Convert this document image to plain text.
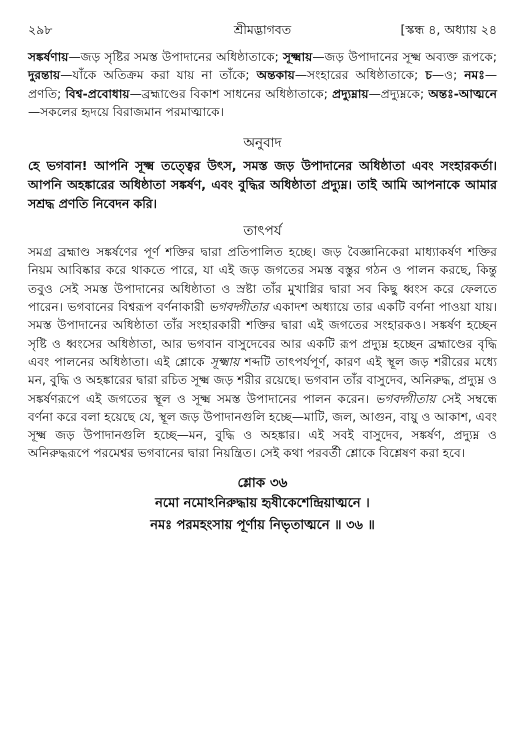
২৯৮	শ্রীমদ্ভাগবত	[স্কন্ধ ৪, অধ্যায় ২৪

সঙ্কর্ষণায়—জড় সৃষ্টির সমস্ত উপাদানের অধিষ্ঠাতাকে; সূক্ষ্মায়—জড় উপাদানের সূক্ষ্ম অব্যক্ত রূপকে; দুরন্তায়—যাঁকে অতিক্রম করা যায় না তাঁকে; অন্তকায়—সংহারের অধিষ্ঠাতাকে; চ—ও; নমঃ—প্রণতি; বিশ্ব-প্রবোধায়—ব্রহ্মাণ্ডের বিকাশ সাধনের অধিষ্ঠাতাকে; প্রদ্যুম্নায়—প্রদ্যুম্নকে; অন্তঃ-আত্মনে—সকলের হৃদয়ে বিরাজমান পরমাত্মাকে।

অনুবাদ

হে ভগবান! আপনি সূক্ষ্ম তত্ত্বের উৎস, সমস্ত জড় উপাদানের অধিষ্ঠাতা এবং সংহারকর্তা। আপনি অহঙ্কারের অধিষ্ঠাতা সঙ্কর্ষণ, এবং বুদ্ধির অধিষ্ঠাতা প্রদ্যুম্ন। তাই আমি আপনাকে আমার সশ্রদ্ধ প্রণতি নিবেদন করি।

তাৎপর্য

সমগ্র ব্রহ্মাণ্ড সঙ্কর্ষণের পূর্ণ শক্তির দ্বারা প্রতিপালিত হচ্ছে। জড় বৈজ্ঞানিকেরা মাধ্যাকর্ষণ শক্তির নিয়ম আবিষ্কার করে থাকতে পারে, যা এই জড় জগতের সমস্ত বস্তুর গঠন ও পালন করছে, কিন্তু তবুও সেই সমস্ত উপাদানের অধিষ্ঠাতা ও স্রষ্টা তাঁর মুখাগ্নির দ্বারা সব কিছু ধ্বংস করে ফেলতে পারেন। ভগবানের বিশ্বরূপ বর্ণনাকারী ভগবদ্গীতার একাদশ অধ্যায়ে তার একটি বর্ণনা পাওয়া যায়। সমস্ত উপাদানের অধিষ্ঠাতা তাঁর সংহারকারী শক্তির দ্বারা এই জগতের সংহারকও। সঙ্কর্ষণ হচ্ছেন সৃষ্টি ও ধ্বংসের অধিষ্ঠাতা, আর ভগবান বাসুদেবের আর একটি রূপ প্রদ্যুম্ন হচ্ছেন ব্রহ্মাণ্ডের বৃদ্ধি এবং পালনের অধিষ্ঠাতা। এই শ্লোকে সূক্ষ্মায় শব্দটি তাৎপর্যপূর্ণ, কারণ এই স্থূল জড় শরীরের মধ্যে মন, বুদ্ধি ও অহঙ্কারের দ্বারা রচিত সূক্ষ্ম জড় শরীর রয়েছে। ভগবান তাঁর বাসুদেব, অনিরুদ্ধ, প্রদ্যুম্ন ও সঙ্কর্ষণরূপে এই জগতের স্থূল ও সূক্ষ্ম সমস্ত উপাদানের পালন করেন। ভগবদ্গীতায় সেই সম্বন্ধে বর্ণনা করে বলা হয়েছে যে, স্থূল জড় উপাদানগুলি হচ্ছে—মাটি, জল, আগুন, বায়ু ও আকাশ, এবং সূক্ষ্ম জড় উপাদানগুলি হচ্ছে—মন, বুদ্ধি ও অহঙ্কার। এই সবই বাসুদেব, সঙ্কর্ষণ, প্রদ্যুম্ন ও অনিরুদ্ধরূপে পরমেশ্বর ভগবানের দ্বারা নিয়ন্ত্রিত। সেই কথা পরবর্তী শ্লোকে বিশ্লেষণ করা হবে।

শ্লোক ৩৬
নমো নমোঽনিরুদ্ধায় হৃষীকেশেন্দ্রিয়াত্মনে ।
নমঃ পরমহংসায় পূর্ণায় নিভৃতাত্মনে ॥ ৩৬ ॥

[WORK INSTRUCTIONS]: Write out the material above once more, exactly as it reads, with no pictures.

[OUTPUT FOR THIS TASK]:
Convert this document image to plain text.
২৯৮	শ্রীমদ্ভাগবত	[স্কন্ধ ৪, অধ্যায় ২৪

সঙ্কর্ষণায়—জড় সৃষ্টির সমস্ত উপাদানের অধিষ্ঠাতাকে; সূক্ষ্মায়—জড় উপাদানের সূক্ষ্ম অব্যক্ত রূপকে; দুরন্তায়—যাঁকে অতিক্রম করা যায় না তাঁকে; অন্তকায়—সংহারের অধিষ্ঠাতাকে; চ—ও; নমঃ—প্রণতি; বিশ্ব-প্রবোধায়—ব্রহ্মাণ্ডের বিকাশ সাধনের অধিষ্ঠাতাকে; প্রদ্যুম্নায়—প্রদ্যুম্নকে; অন্তঃ-আত্মনে—সকলের হৃদয়ে বিরাজমান পরমাত্মাকে।

অনুবাদ

হে ভগবান! আপনি সূক্ষ্ম তত্ত্বের উৎস, সমস্ত জড় উপাদানের অধিষ্ঠাতা এবং সংহারকর্তা। আপনি অহঙ্কারের অধিষ্ঠাতা সঙ্কর্ষণ, এবং বুদ্ধির অধিষ্ঠাতা প্রদ্যুম্ন। তাই আমি আপনাকে আমার সশ্রদ্ধ প্রণতি নিবেদন করি।

তাৎপর্য

সমগ্র ব্রহ্মাণ্ড সঙ্কর্ষণের পূর্ণ শক্তির দ্বারা প্রতিপালিত হচ্ছে। জড় বৈজ্ঞানিকেরা মাধ্যাকর্ষণ শক্তির নিয়ম আবিষ্কার করে থাকতে পারে, যা এই জড় জগতের সমস্ত বস্তুর গঠন ও পালন করছে, কিন্তু তবুও সেই সমস্ত উপাদানের অধিষ্ঠাতা ও স্রষ্টা তাঁর মুখাগ্নির দ্বারা সব কিছু ধ্বংস করে ফেলতে পারেন। ভগবানের বিশ্বরূপ বর্ণনাকারী ভগবদ্গীতার একাদশ অধ্যায়ে তার একটি বর্ণনা পাওয়া যায়। সমস্ত উপাদানের অধিষ্ঠাতা তাঁর সংহারকারী শক্তির দ্বারা এই জগতের সংহারকও। সঙ্কর্ষণ হচ্ছেন সৃষ্টি ও ধ্বংসের অধিষ্ঠাতা, আর ভগবান বাসুদেবের আর একটি রূপ প্রদ্যুম্ন হচ্ছেন ব্রহ্মাণ্ডের বৃদ্ধি এবং পালনের অধিষ্ঠাতা। এই শ্লোকে সূক্ষ্মায় শব্দটি তাৎপর্যপূর্ণ, কারণ এই স্থূল জড় শরীরের মধ্যে মন, বুদ্ধি ও অহঙ্কারের দ্বারা রচিত সূক্ষ্ম জড় শরীর রয়েছে। ভগবান তাঁর বাসুদেব, অনিরুদ্ধ, প্রদ্যুম্ন ও সঙ্কর্ষণরূপে এই জগতের স্থূল ও সূক্ষ্ম সমস্ত উপাদানের পালন করেন। ভগবদ্গীতায় সেই সম্বন্ধে বর্ণনা করে বলা হয়েছে যে, স্থূল জড় উপাদানগুলি হচ্ছে—মাটি, জল, আগুন, বায়ু ও আকাশ, এবং সূক্ষ্ম জড় উপাদানগুলি হচ্ছে—মন, বুদ্ধি ও অহঙ্কার। এই সবই বাসুদেব, সঙ্কর্ষণ, প্রদ্যুম্ন ও অনিরুদ্ধরূপে পরমেশ্বর ভগবানের দ্বারা নিয়ন্ত্রিত। সেই কথা পরবর্তী শ্লোকে বিশ্লেষণ করা হবে।

শ্লোক ৩৬
নমো নমোঽনিরুদ্ধায় হৃষীকেশেন্দ্রিয়াত্মনে ।
নমঃ পরমহংসায় পূর্ণায় নিভৃতাত্মনে ॥ ৩৬ ॥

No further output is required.